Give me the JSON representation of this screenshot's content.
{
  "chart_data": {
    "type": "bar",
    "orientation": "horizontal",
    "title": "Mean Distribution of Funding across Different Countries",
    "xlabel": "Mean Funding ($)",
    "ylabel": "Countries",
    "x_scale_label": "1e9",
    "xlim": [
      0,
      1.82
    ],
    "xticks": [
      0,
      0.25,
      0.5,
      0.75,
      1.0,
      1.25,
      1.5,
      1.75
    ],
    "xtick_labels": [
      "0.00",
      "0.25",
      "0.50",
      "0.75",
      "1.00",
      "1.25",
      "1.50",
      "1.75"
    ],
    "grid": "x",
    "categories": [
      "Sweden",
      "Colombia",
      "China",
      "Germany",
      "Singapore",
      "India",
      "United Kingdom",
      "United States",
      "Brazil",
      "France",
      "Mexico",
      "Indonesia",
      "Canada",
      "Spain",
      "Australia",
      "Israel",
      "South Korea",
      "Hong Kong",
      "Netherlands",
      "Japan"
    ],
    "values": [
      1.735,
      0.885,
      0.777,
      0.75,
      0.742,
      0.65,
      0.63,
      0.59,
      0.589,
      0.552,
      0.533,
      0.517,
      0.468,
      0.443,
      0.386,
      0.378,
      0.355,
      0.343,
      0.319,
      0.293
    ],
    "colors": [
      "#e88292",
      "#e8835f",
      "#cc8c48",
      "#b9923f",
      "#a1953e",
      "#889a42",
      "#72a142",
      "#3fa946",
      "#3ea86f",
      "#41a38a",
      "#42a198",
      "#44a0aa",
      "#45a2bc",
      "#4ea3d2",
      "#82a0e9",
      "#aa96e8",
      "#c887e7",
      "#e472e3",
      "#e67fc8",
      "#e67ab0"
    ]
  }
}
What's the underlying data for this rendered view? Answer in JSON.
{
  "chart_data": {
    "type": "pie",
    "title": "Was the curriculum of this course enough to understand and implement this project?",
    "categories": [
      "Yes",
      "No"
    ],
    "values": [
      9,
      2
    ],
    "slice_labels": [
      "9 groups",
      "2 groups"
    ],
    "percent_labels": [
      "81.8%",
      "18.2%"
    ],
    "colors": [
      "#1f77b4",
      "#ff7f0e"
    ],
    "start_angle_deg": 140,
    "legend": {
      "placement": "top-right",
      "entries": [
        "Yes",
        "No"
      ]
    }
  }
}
######
Reproduce exactly, with nothing added, the lines from the one that contains "What's the underlying" to the end of the data.

* Solution to the problem
What's the underlying data for this rendered view? Answer in JSON.
{
  "chart_data": {
    "type": "pie",
    "title": "Was the curriculum of this course enough to understand and implement this project?",
    "categories": [
      "Yes",
      "No"
    ],
    "values": [
      9,
      2
    ],
    "slice_labels": [
      "9 groups",
      "2 groups"
    ],
    "percent_labels": [
      "81.8%",
      "18.2%"
    ],
    "colors": [
      "#1f77b4",
      "#ff7f0e"
    ],
    "start_angle_deg": 140,
    "legend": {
      "placement": "top-right",
      "entries": [
        "Yes",
        "No"
      ]
    }
  }
}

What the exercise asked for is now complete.